## WHAT YOU WILL DO
From the listing below, copy every line with the word "Operating".

## Extracted records
§ §

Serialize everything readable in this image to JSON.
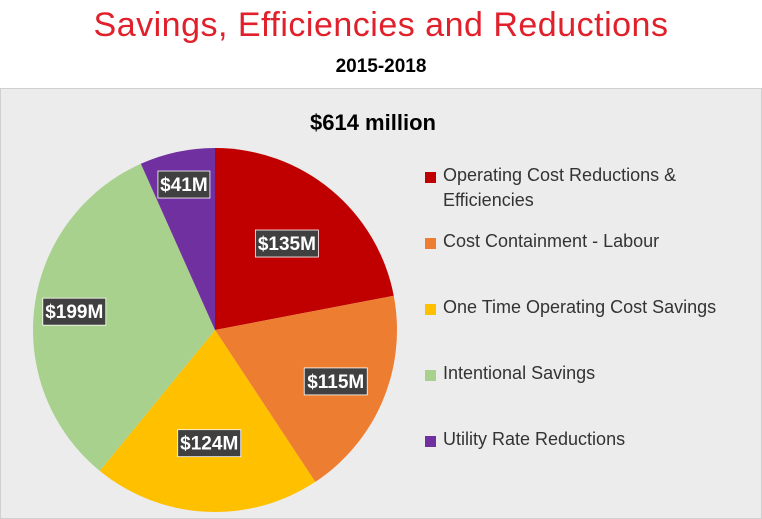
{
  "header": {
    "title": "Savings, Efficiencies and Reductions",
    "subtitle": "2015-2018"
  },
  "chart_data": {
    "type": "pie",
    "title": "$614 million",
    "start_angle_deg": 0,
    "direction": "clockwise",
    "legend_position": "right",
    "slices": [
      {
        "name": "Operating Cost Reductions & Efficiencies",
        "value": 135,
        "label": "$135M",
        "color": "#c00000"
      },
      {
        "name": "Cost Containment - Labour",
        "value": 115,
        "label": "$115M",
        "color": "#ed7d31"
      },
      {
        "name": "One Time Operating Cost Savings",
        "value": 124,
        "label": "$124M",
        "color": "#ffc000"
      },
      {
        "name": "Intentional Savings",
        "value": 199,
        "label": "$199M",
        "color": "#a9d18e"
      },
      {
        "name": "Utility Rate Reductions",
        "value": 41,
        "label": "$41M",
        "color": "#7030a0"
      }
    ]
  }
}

§ §

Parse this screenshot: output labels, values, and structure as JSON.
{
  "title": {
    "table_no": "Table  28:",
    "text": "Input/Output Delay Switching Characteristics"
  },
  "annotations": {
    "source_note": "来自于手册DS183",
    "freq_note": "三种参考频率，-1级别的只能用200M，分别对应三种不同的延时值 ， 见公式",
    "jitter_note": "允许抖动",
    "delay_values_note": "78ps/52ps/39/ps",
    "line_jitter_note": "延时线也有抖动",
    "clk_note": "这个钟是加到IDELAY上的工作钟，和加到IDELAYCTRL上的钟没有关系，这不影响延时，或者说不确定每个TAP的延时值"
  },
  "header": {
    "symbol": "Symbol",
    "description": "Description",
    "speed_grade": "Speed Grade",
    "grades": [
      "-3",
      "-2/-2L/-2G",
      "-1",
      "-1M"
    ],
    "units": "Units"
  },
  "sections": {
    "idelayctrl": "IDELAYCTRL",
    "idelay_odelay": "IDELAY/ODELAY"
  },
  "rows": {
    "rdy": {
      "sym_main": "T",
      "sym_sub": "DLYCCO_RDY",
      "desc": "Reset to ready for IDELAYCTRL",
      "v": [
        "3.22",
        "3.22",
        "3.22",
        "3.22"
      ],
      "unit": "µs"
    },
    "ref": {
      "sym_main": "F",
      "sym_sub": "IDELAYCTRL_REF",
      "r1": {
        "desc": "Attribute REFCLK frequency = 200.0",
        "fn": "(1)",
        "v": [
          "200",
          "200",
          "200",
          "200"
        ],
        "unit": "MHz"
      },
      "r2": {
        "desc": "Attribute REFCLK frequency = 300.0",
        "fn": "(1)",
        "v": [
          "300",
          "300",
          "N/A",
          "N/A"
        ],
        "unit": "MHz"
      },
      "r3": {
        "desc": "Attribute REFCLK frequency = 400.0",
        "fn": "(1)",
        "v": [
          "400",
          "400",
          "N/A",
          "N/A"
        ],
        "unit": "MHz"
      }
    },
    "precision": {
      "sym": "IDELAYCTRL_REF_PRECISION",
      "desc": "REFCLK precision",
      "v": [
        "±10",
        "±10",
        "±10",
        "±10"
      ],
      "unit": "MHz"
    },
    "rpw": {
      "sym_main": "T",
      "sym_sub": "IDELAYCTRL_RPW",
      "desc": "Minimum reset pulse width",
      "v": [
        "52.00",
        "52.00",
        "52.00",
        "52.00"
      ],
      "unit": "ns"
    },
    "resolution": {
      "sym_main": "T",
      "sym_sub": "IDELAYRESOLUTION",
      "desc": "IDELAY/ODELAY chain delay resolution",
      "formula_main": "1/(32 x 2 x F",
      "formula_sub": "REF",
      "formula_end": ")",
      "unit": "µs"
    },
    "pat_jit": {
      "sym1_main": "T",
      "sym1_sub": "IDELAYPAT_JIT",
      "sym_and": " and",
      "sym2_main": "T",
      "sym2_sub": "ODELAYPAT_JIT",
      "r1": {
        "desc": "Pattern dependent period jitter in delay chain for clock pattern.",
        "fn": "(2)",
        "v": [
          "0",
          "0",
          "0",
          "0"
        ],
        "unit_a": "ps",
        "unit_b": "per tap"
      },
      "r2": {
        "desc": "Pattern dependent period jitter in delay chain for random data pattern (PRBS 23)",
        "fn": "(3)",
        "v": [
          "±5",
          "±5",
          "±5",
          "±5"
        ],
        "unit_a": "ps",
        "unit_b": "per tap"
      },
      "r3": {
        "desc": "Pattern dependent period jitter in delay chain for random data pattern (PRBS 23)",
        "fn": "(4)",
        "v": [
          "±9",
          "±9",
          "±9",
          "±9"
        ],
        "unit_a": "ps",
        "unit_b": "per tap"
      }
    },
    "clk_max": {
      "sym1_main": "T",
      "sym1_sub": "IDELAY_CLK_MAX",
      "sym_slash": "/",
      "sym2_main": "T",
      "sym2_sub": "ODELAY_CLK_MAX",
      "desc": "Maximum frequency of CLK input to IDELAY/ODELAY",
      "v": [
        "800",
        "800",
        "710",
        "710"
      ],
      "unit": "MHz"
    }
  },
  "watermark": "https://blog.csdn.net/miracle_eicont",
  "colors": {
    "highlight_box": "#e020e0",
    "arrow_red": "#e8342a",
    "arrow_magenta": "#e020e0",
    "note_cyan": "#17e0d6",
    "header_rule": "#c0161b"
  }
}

§ §

## ANSWER TO THIS TASK
        "name": "Operating Cost Reductions & Efficiencies",
        "name": "One Time Operating Cost Savings",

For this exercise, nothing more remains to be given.